- Task
Find the line with "What's the underlying", then retype it and each later line through the last, exactly. Leave out pictures.
-------- Data to use
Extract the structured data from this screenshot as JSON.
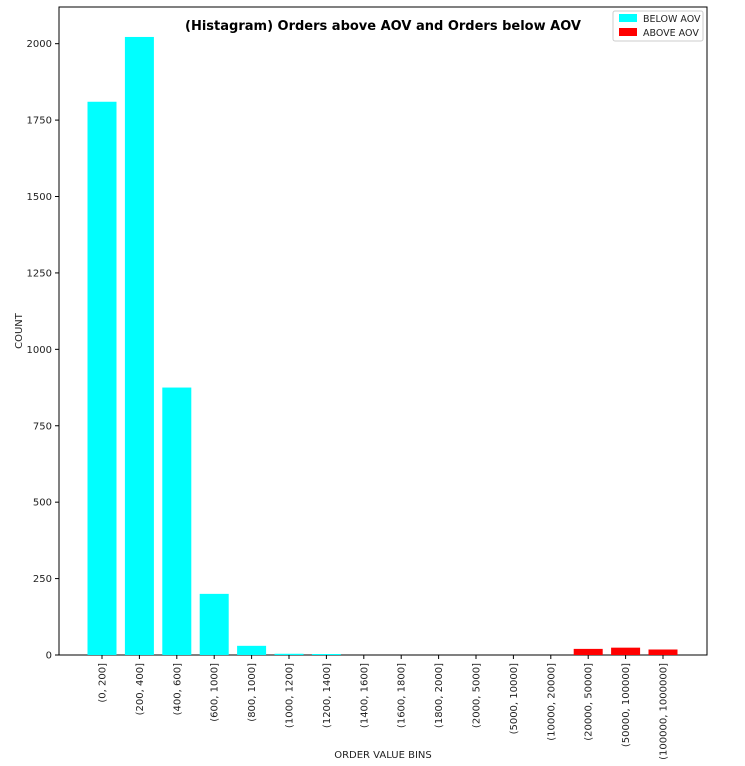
{
  "chart_data": {
    "type": "bar",
    "title": "(Histagram) Orders above AOV and Orders below AOV",
    "xlabel": "ORDER VALUE BINS",
    "ylabel": "COUNT",
    "ylim": [
      0,
      2120
    ],
    "yticks": [
      0,
      250,
      500,
      750,
      1000,
      1250,
      1500,
      1750,
      2000
    ],
    "grid": false,
    "legend_position": "top-right",
    "categories": [
      "(0, 200]",
      "(200, 400]",
      "(400, 600]",
      "(600, 1000]",
      "(800, 1000]",
      "(1000, 1200]",
      "(1200, 1400]",
      "(1400, 1600]",
      "(1600, 1800]",
      "(1800, 2000]",
      "(2000, 5000]",
      "(5000, 10000]",
      "(10000, 20000]",
      "(20000, 50000]",
      "(50000, 100000]",
      "(100000, 1000000]"
    ],
    "series": [
      {
        "name": "BELOW AOV",
        "color": "#00ffff",
        "values": [
          1810,
          2022,
          875,
          200,
          30,
          4,
          1,
          0,
          0,
          0,
          0,
          0,
          0,
          null,
          null,
          null
        ]
      },
      {
        "name": "ABOVE AOV",
        "color": "#ff0000",
        "values": [
          null,
          null,
          null,
          null,
          null,
          null,
          null,
          null,
          null,
          null,
          null,
          null,
          null,
          20,
          24,
          18
        ]
      }
    ]
  }
}
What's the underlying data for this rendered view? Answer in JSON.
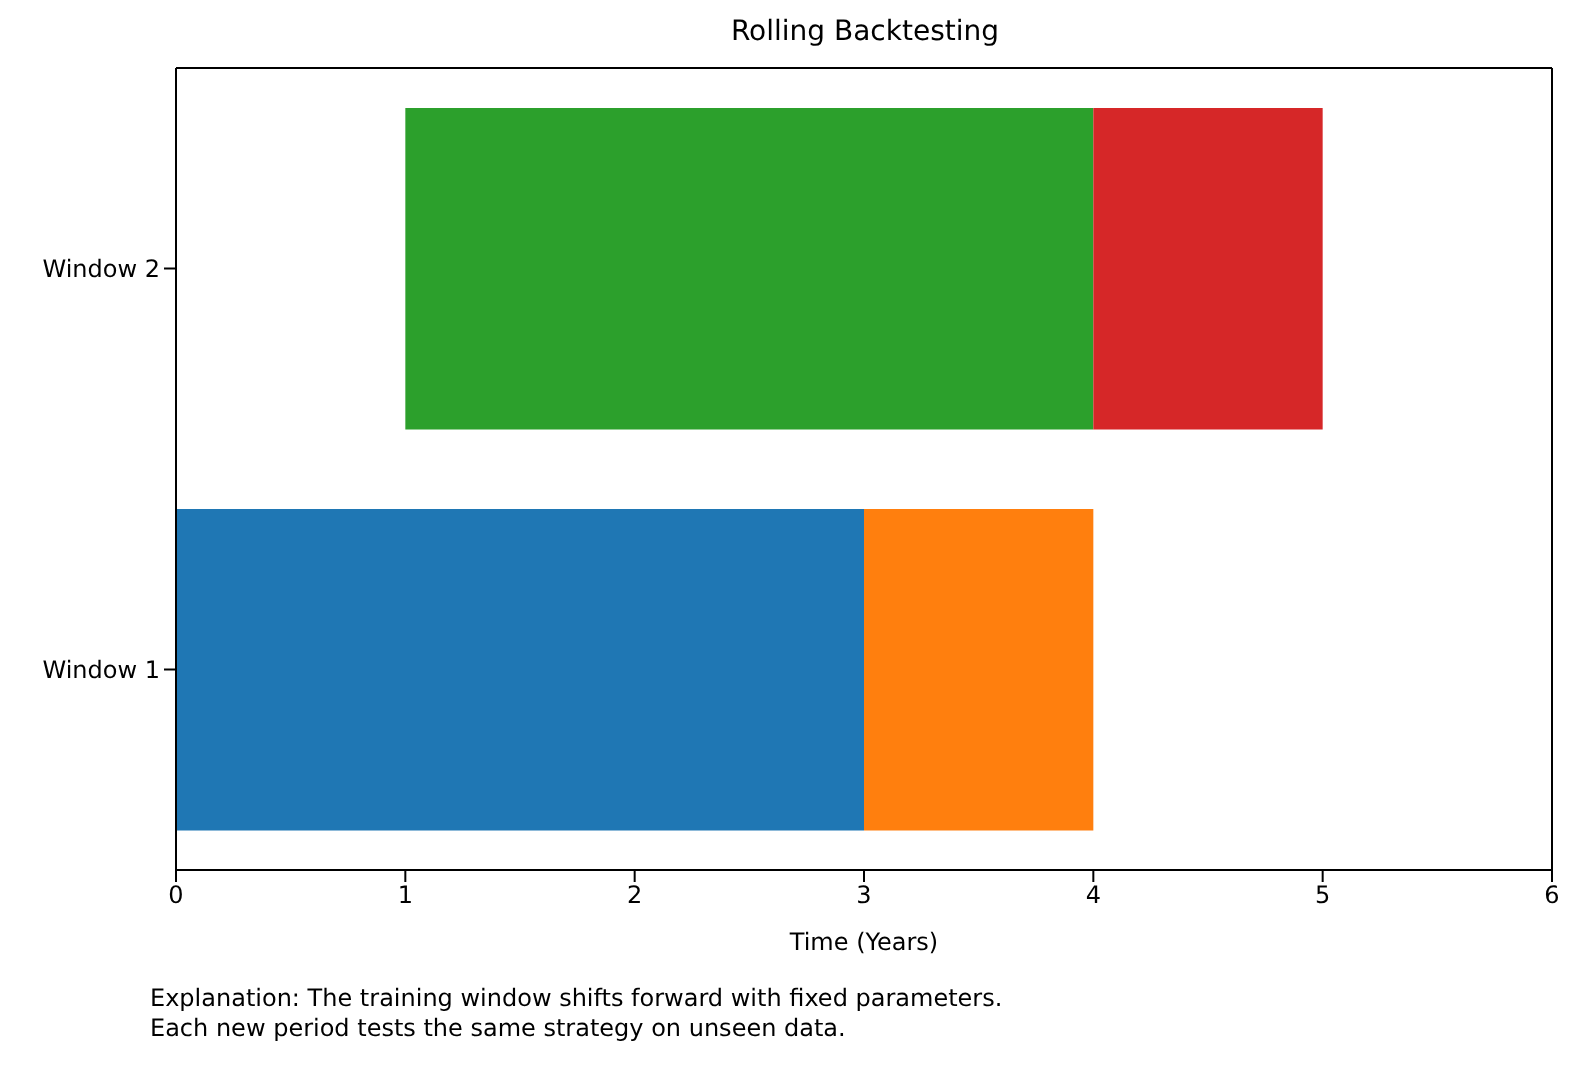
{
  "chart_data": {
    "type": "bar",
    "orientation": "horizontal",
    "title": "Rolling Backtesting",
    "xlabel": "Time (Years)",
    "categories": [
      "Window 2",
      "Window 1"
    ],
    "series": [
      {
        "base": [
          1,
          0
        ],
        "values": [
          3,
          3
        ],
        "colors": [
          "#2ca02c",
          "#1f77b4"
        ]
      },
      {
        "base": [
          4,
          3
        ],
        "values": [
          1,
          1
        ],
        "colors": [
          "#d62728",
          "#ff7f0e"
        ]
      }
    ],
    "xlim": [
      0,
      6
    ],
    "xticks": [
      0,
      1,
      2,
      3,
      4,
      5,
      6
    ],
    "grid": false,
    "legend": false,
    "annotations": [
      "Explanation: The training window shifts forward with fixed parameters.\nEach new period tests the same strategy on unseen data."
    ]
  }
}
----------------
- Response
What's the underlying data for this rendered view? Answer in JSON.
{
  "chart_data": {
    "type": "bar",
    "orientation": "horizontal",
    "title": "Rolling Backtesting",
    "xlabel": "Time (Years)",
    "categories": [
      "Window 2",
      "Window 1"
    ],
    "series": [
      {
        "base": [
          1,
          0
        ],
        "values": [
          3,
          3
        ],
        "colors": [
          "#2ca02c",
          "#1f77b4"
        ]
      },
      {
        "base": [
          4,
          3
        ],
        "values": [
          1,
          1
        ],
        "colors": [
          "#d62728",
          "#ff7f0e"
        ]
      }
    ],
    "xlim": [
      0,
      6
    ],
    "xticks": [
      0,
      1,
      2,
      3,
      4,
      5,
      6
    ],
    "grid": false,
    "legend": false,
    "annotations": [
      "Explanation: The training window shifts forward with fixed parameters.\nEach new period tests the same strategy on unseen data."
    ]
  }
}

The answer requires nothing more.